**STATED TASK**
Find each line with the string "title" and copy it.

**DATASET ROWS**

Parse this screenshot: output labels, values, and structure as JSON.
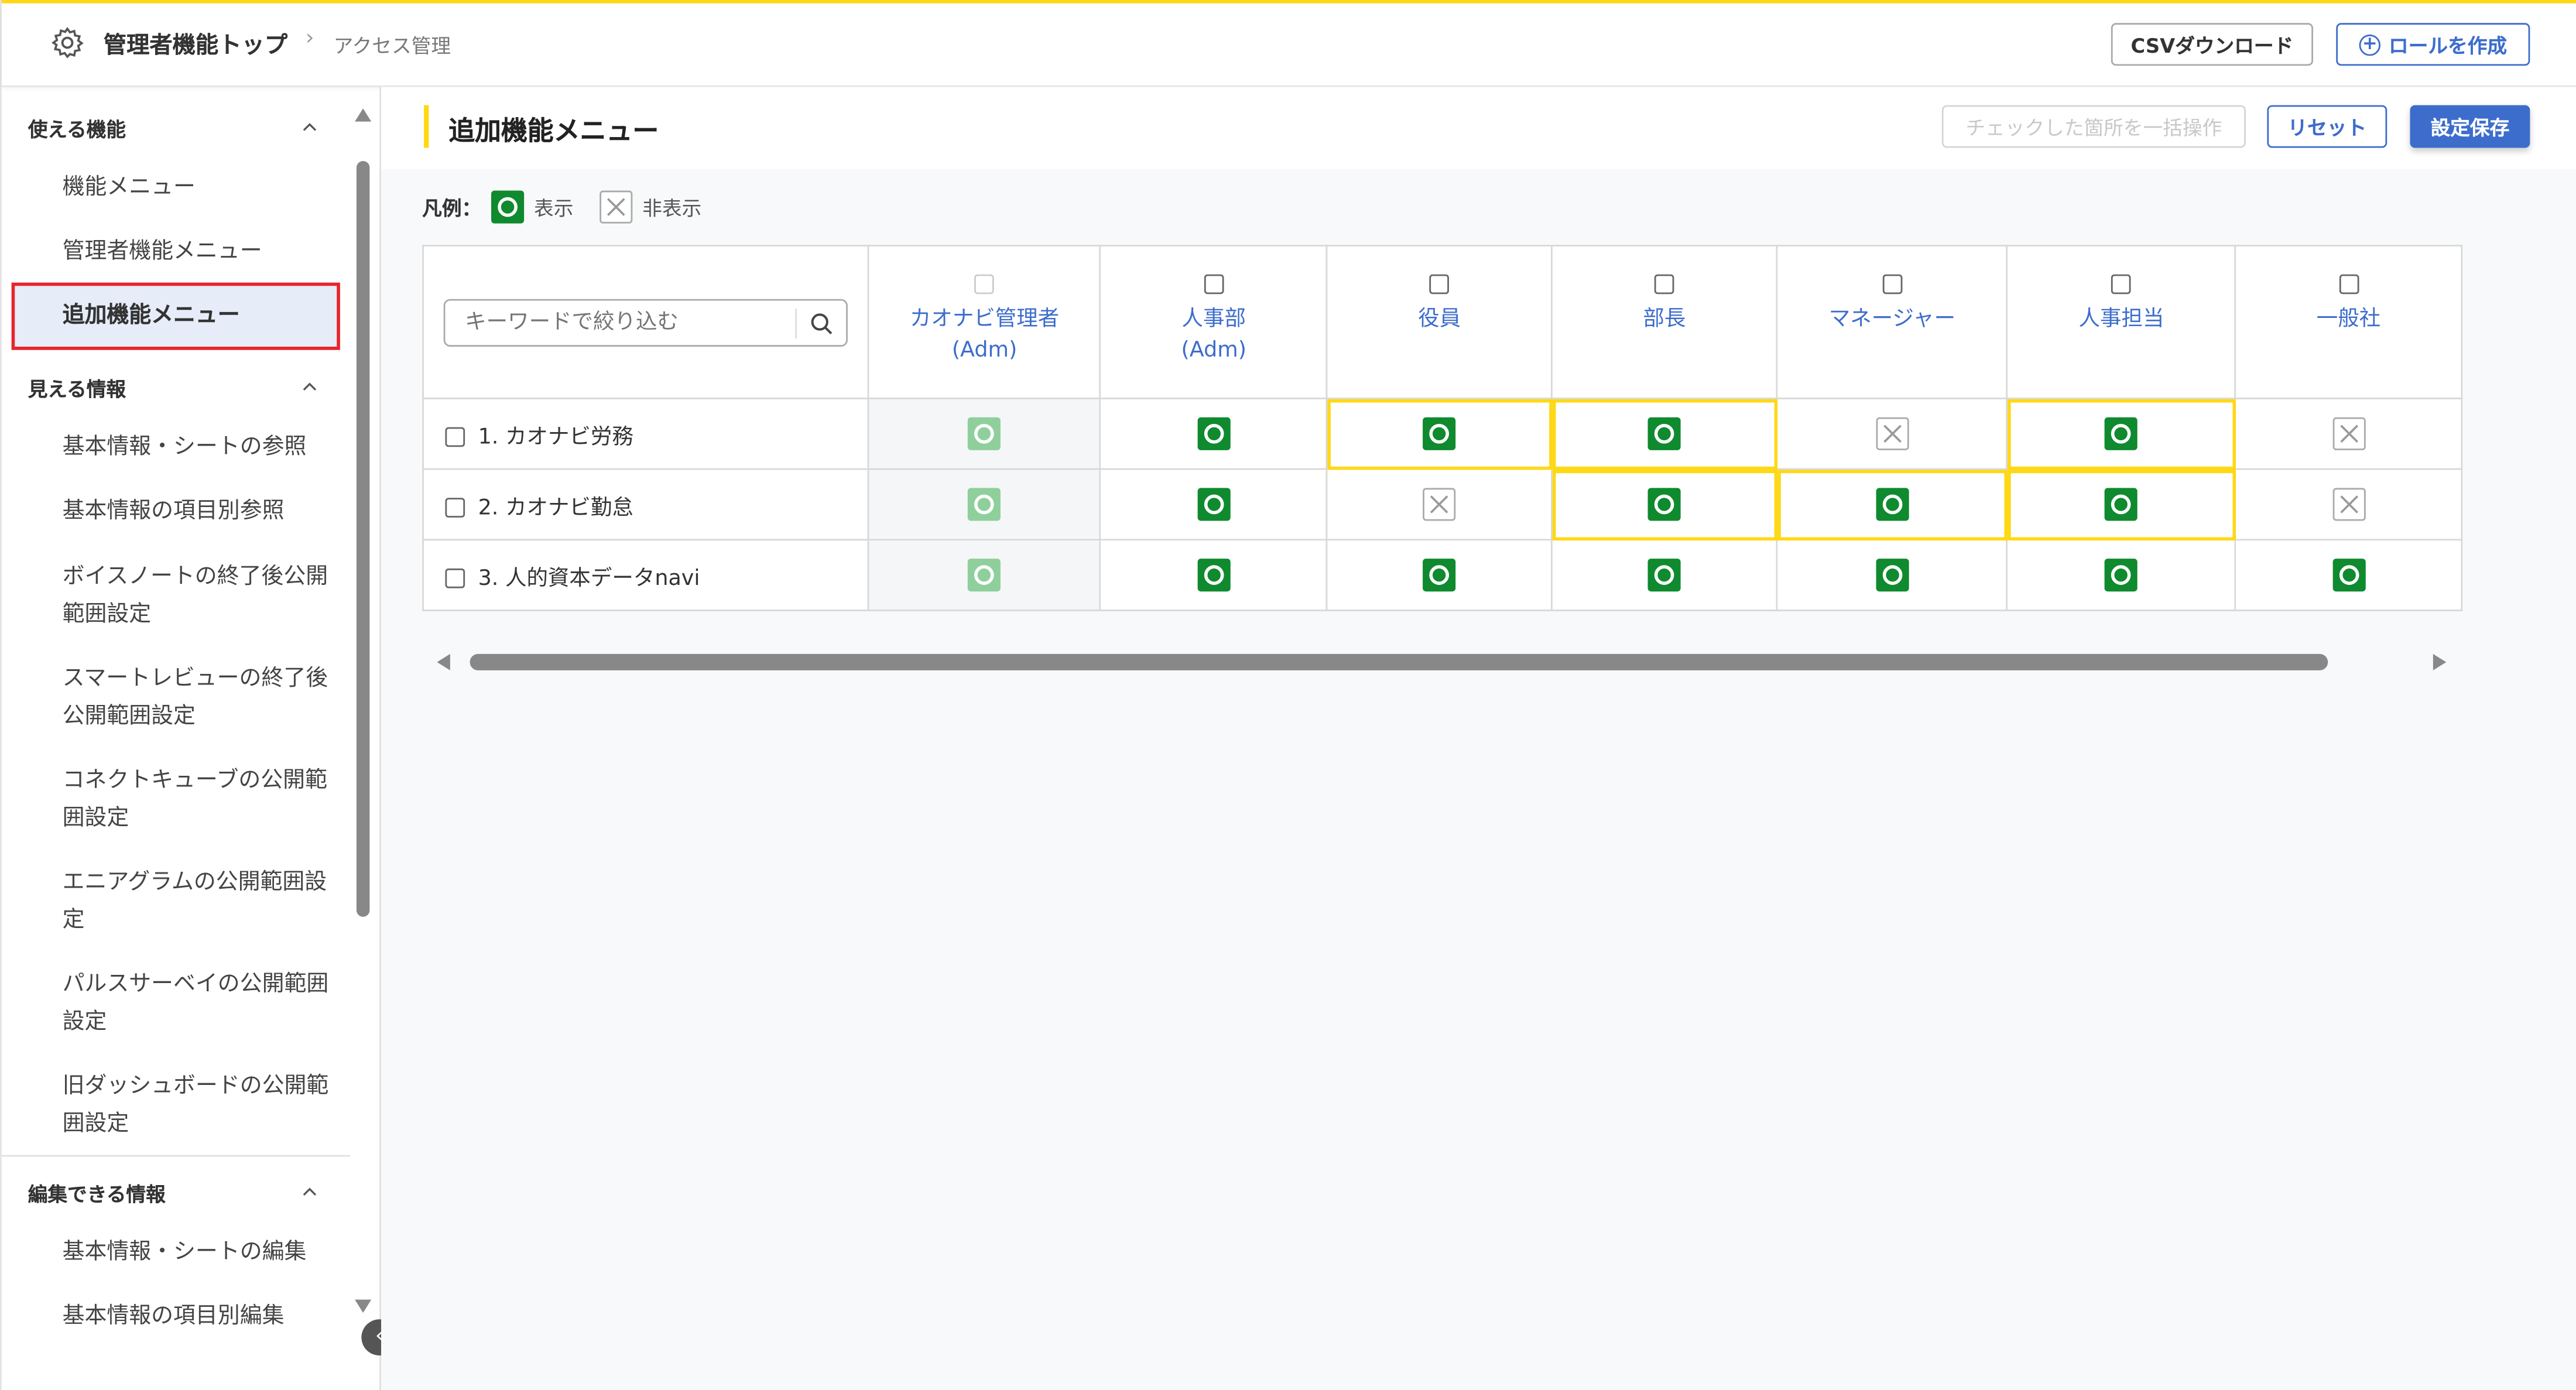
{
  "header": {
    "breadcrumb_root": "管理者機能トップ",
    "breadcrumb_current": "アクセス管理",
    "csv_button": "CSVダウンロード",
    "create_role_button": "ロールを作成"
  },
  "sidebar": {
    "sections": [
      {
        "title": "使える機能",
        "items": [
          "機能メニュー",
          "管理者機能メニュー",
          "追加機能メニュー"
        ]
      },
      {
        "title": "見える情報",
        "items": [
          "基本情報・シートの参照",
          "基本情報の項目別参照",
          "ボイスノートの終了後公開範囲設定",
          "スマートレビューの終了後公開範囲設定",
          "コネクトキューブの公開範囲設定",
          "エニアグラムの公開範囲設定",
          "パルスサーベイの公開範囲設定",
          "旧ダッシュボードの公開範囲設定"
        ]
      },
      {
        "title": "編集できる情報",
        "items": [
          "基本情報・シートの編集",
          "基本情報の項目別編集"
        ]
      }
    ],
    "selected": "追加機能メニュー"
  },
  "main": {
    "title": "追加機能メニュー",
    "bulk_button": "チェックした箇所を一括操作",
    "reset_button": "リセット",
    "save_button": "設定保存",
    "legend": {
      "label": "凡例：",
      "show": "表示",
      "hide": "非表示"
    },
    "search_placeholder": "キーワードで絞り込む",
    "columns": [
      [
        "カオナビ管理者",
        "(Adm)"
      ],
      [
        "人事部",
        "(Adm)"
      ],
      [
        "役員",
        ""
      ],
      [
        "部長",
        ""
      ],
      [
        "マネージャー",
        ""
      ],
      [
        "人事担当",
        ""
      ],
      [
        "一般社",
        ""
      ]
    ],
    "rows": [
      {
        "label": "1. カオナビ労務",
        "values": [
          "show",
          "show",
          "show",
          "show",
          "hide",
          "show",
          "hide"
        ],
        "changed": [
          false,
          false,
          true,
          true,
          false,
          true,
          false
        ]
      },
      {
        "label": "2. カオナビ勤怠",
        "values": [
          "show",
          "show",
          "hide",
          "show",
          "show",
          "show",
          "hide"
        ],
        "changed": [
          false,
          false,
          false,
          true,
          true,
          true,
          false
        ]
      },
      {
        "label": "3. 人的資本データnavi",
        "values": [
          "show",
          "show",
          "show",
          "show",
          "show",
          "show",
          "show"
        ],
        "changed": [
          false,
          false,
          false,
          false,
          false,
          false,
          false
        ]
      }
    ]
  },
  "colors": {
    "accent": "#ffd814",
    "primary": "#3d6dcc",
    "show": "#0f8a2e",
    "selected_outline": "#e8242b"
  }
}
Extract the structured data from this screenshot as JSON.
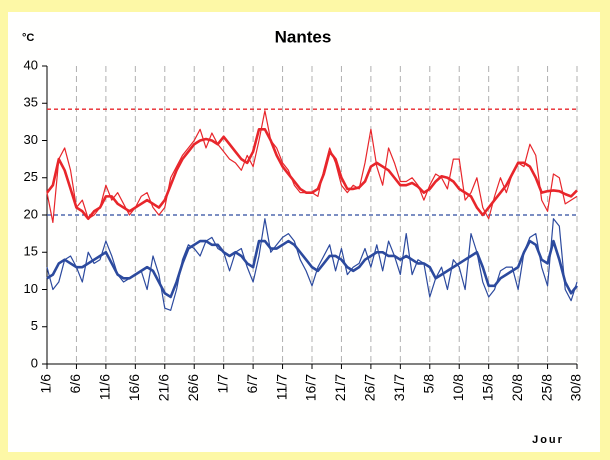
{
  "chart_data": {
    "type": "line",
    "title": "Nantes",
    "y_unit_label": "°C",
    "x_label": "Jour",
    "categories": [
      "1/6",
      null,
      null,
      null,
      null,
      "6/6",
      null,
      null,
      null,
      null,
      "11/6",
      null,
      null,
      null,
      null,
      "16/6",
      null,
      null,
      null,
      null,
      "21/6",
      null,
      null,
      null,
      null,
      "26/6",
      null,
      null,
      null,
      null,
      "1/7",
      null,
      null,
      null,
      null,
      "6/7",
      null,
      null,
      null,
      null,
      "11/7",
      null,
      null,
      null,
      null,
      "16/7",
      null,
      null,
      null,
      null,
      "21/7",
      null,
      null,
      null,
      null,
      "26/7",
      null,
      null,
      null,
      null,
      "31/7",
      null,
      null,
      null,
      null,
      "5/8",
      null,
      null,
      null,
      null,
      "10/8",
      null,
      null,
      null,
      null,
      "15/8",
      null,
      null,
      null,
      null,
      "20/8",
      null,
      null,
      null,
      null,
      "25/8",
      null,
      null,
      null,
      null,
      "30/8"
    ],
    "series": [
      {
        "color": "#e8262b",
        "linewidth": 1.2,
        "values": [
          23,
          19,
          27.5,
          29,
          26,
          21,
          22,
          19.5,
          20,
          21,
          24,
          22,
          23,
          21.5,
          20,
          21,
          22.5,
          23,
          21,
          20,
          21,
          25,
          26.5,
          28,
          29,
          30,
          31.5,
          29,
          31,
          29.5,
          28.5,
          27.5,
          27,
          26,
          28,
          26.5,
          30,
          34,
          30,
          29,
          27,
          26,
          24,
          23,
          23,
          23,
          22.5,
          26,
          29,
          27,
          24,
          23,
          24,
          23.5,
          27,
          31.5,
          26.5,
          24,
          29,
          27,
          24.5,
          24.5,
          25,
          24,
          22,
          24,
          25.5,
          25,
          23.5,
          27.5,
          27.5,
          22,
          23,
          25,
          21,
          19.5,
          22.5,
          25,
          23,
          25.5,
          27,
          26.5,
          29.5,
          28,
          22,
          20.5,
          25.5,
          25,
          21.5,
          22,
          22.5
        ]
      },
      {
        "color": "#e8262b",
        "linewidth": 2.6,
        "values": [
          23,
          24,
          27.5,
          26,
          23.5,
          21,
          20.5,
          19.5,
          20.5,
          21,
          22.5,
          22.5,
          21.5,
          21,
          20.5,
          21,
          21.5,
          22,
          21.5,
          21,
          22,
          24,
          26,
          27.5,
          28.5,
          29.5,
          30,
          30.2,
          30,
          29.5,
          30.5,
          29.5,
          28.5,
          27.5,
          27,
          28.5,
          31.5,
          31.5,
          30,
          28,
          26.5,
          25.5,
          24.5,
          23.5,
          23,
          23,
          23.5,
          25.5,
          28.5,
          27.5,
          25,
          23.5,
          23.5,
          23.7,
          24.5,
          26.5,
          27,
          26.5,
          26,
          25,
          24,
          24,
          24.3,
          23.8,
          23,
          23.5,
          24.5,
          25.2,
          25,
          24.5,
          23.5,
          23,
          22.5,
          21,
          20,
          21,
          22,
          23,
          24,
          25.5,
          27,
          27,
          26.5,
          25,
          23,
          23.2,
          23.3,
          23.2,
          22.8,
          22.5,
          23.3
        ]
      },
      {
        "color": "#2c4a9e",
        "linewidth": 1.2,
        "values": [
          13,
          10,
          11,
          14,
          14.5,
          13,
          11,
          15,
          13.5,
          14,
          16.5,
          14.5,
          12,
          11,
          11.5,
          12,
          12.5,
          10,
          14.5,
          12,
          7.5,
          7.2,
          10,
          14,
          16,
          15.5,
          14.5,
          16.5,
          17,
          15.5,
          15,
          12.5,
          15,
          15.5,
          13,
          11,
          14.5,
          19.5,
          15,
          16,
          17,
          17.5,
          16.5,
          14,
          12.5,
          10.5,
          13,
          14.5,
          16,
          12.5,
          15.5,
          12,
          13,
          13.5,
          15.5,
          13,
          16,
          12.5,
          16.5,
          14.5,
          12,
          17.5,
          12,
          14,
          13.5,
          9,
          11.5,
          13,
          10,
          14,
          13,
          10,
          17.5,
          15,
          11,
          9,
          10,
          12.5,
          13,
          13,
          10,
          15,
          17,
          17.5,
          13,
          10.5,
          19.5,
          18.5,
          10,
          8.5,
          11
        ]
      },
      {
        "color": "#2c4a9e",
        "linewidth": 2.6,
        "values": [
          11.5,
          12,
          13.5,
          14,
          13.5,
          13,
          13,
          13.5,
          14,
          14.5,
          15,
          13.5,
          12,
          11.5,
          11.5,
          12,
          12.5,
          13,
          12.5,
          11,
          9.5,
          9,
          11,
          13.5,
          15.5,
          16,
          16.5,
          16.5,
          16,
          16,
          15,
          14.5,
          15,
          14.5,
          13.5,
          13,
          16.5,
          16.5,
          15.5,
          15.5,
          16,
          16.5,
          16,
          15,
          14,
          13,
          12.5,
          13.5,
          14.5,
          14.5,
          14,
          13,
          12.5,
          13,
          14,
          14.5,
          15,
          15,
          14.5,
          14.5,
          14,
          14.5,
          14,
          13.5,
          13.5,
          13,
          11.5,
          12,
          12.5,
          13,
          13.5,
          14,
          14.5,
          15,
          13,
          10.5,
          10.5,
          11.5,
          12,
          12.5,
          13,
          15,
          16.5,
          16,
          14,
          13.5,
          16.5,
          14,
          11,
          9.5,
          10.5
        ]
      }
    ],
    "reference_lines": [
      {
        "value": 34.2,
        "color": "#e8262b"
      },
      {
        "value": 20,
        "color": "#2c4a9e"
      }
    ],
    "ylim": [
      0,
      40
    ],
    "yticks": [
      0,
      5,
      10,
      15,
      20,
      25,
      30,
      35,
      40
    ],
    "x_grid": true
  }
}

**ANSWER TO THIS EXERCISE**
        "title": "使える機能",
        "title": "見える情報",
        "title": "編集できる情報",
    "title": "追加機能メニュー",
    "title": "Nantes",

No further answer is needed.